REQUIRED TASK.
Scan the lines below for "号校准试块"; report the number of lines that contain it, and only that.

>> start STORED DATA

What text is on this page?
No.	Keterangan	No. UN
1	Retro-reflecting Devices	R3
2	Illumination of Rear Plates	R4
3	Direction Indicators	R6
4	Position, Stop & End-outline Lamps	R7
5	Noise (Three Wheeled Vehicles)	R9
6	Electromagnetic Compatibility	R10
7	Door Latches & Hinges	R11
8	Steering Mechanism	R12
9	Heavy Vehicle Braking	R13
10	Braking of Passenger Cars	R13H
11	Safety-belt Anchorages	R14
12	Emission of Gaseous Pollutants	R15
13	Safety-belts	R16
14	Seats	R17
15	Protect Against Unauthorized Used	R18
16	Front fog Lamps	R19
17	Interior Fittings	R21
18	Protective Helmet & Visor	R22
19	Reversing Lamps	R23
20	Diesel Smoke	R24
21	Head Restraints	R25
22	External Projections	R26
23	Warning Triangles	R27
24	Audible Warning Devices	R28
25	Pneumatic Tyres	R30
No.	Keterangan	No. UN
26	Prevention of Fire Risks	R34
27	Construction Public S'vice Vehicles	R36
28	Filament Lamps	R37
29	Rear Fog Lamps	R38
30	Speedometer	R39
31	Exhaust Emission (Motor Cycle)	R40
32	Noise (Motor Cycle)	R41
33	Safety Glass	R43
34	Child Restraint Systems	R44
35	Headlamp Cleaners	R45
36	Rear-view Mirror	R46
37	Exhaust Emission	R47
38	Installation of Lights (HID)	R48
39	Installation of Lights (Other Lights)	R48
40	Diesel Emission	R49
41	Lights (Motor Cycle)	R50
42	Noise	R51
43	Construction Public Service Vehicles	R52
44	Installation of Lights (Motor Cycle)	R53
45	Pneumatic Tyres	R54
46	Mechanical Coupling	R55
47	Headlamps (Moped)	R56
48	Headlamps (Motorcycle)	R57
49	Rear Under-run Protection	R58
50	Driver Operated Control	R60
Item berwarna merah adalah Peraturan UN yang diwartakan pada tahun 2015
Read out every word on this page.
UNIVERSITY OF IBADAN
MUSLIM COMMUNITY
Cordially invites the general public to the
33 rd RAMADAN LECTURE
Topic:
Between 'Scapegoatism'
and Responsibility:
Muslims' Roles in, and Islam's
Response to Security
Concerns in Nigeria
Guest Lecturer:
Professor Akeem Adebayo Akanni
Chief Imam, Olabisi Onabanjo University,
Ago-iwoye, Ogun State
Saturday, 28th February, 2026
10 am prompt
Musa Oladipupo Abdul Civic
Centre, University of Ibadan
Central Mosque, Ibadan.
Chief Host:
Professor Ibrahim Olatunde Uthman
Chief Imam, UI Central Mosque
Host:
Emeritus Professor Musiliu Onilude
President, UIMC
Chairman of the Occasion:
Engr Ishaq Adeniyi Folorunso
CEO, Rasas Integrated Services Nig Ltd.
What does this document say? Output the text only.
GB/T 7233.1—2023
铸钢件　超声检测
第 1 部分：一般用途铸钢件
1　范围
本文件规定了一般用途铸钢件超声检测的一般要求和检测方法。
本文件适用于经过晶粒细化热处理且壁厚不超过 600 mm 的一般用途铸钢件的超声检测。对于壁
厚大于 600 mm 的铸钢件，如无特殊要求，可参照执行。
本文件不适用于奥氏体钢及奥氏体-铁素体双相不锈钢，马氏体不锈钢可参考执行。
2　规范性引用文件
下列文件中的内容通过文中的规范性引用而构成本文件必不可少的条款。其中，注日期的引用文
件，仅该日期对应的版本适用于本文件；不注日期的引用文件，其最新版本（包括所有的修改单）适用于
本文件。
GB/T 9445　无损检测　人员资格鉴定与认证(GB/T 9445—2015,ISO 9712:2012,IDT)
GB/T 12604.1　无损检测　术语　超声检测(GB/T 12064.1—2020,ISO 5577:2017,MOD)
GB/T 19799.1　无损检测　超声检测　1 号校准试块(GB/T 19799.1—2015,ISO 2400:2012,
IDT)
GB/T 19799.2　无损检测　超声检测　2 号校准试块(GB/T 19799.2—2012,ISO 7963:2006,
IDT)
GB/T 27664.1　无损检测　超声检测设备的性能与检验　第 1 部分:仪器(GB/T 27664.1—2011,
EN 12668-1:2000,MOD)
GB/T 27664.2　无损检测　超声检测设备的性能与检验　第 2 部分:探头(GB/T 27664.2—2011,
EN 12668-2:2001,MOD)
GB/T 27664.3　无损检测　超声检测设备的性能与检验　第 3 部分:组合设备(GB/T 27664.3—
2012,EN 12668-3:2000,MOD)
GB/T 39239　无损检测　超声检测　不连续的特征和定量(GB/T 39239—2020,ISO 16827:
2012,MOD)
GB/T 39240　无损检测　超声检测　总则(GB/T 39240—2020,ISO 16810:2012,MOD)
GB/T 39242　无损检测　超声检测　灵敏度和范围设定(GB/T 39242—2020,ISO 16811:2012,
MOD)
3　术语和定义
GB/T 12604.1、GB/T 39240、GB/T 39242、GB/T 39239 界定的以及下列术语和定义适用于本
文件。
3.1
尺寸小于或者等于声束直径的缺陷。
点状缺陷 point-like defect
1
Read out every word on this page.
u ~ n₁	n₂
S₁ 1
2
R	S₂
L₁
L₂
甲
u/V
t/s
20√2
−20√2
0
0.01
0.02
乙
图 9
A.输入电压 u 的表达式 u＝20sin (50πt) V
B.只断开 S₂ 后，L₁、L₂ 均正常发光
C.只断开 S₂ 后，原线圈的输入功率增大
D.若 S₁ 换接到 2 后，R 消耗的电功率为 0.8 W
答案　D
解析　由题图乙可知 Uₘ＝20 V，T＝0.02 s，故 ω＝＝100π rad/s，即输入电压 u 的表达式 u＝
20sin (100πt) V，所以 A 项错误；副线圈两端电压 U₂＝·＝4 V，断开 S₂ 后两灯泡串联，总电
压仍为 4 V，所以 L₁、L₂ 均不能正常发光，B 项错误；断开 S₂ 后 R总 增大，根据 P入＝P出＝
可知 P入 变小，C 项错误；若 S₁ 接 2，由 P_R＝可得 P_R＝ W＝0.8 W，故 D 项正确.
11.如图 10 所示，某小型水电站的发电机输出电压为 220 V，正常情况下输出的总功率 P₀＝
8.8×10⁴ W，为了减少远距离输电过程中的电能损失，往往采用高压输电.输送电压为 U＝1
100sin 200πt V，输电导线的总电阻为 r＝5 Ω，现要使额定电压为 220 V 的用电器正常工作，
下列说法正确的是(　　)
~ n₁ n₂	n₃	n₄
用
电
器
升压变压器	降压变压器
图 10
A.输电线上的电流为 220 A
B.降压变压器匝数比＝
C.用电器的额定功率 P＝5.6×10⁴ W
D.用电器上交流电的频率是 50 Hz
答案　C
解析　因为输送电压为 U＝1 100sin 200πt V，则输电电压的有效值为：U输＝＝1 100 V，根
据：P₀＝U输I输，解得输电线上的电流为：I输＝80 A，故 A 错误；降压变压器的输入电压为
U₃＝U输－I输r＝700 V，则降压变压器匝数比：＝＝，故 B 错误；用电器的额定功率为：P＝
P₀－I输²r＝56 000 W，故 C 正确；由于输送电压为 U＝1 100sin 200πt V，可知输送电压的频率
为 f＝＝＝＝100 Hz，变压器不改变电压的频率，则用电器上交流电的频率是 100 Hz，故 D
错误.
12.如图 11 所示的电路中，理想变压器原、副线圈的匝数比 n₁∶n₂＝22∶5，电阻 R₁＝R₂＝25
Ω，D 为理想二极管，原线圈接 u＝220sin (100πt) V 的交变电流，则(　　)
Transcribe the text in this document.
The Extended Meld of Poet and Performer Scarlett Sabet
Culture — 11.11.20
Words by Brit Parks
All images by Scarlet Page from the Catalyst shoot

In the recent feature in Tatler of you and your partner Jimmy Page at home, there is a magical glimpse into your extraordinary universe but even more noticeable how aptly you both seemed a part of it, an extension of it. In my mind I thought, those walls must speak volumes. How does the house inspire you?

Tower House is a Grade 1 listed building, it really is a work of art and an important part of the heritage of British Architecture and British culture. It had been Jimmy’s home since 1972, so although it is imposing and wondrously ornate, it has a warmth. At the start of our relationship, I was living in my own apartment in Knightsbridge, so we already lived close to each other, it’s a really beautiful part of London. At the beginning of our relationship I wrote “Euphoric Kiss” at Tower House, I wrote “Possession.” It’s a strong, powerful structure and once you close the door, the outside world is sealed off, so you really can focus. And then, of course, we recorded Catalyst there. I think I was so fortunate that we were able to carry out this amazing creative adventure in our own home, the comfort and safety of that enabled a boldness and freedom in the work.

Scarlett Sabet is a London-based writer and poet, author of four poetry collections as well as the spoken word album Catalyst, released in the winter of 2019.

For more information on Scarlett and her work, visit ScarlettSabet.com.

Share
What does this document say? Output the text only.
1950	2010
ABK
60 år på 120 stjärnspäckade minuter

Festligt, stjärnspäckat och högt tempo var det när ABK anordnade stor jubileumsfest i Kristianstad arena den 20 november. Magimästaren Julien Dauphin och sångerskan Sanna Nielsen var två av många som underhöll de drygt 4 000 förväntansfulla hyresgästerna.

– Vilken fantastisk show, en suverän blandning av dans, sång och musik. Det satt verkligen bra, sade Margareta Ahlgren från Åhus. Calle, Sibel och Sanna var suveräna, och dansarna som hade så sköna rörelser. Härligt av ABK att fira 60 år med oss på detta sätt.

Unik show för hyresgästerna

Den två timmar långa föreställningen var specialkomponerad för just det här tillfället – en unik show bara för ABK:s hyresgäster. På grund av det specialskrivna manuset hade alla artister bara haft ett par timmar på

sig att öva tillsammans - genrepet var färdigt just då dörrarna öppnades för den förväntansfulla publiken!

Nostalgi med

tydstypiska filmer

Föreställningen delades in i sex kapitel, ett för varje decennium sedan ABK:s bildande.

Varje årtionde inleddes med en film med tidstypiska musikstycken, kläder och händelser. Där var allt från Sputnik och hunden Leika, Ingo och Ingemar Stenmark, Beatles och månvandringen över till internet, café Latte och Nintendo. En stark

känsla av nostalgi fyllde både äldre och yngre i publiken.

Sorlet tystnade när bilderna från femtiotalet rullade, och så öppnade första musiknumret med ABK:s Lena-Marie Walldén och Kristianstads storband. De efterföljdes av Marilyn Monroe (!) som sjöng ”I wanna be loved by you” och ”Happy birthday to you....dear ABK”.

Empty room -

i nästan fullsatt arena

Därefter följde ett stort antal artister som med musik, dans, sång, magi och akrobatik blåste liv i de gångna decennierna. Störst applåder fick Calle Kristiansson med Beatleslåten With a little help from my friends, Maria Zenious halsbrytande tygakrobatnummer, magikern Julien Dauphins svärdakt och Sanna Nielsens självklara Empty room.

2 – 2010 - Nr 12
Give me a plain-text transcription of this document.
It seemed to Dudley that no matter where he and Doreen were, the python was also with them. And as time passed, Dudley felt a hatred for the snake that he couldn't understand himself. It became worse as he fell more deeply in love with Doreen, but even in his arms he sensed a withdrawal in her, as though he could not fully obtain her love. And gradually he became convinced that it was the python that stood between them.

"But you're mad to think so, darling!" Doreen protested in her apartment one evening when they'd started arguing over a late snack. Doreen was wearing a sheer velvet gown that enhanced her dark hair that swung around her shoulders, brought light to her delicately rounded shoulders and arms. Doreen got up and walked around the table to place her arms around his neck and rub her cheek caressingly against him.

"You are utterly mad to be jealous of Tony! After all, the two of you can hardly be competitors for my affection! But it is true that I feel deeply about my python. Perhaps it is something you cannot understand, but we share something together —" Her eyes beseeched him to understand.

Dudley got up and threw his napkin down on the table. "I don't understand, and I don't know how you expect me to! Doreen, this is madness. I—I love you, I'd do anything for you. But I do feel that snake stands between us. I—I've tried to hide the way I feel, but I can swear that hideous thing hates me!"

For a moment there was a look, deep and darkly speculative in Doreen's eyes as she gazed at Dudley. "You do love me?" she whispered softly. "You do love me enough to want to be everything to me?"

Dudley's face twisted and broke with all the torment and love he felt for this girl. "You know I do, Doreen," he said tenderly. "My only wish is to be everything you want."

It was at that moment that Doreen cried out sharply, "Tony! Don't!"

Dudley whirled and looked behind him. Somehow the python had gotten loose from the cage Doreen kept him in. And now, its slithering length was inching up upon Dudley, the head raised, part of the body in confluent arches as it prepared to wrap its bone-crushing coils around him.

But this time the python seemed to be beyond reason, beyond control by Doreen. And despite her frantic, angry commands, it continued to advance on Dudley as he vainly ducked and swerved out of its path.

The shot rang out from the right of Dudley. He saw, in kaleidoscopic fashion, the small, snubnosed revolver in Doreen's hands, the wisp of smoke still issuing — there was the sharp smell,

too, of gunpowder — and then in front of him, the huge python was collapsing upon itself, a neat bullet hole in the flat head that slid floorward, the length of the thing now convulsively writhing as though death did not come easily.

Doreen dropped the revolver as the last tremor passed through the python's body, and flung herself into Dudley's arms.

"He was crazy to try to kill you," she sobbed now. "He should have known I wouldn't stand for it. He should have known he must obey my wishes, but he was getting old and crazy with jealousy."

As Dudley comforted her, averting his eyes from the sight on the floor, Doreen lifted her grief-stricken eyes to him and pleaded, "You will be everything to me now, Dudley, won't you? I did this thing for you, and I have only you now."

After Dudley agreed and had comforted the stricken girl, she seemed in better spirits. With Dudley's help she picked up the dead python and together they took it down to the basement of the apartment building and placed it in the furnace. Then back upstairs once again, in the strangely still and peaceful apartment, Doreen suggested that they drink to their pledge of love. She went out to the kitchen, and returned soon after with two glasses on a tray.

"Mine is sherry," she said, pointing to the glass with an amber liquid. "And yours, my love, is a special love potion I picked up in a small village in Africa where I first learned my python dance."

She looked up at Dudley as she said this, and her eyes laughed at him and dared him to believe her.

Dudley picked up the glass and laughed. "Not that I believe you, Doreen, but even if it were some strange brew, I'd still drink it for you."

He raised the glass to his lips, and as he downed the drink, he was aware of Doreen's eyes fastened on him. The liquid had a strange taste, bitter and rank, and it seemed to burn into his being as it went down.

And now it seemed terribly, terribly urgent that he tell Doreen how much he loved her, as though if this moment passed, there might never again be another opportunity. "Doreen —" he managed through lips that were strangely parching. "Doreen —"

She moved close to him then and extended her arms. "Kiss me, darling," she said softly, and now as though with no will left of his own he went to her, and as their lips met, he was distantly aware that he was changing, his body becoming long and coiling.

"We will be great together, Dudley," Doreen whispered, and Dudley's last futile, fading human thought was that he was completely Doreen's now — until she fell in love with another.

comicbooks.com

>> end STORED DATA

ANSWER TO THE EXERCISE.
2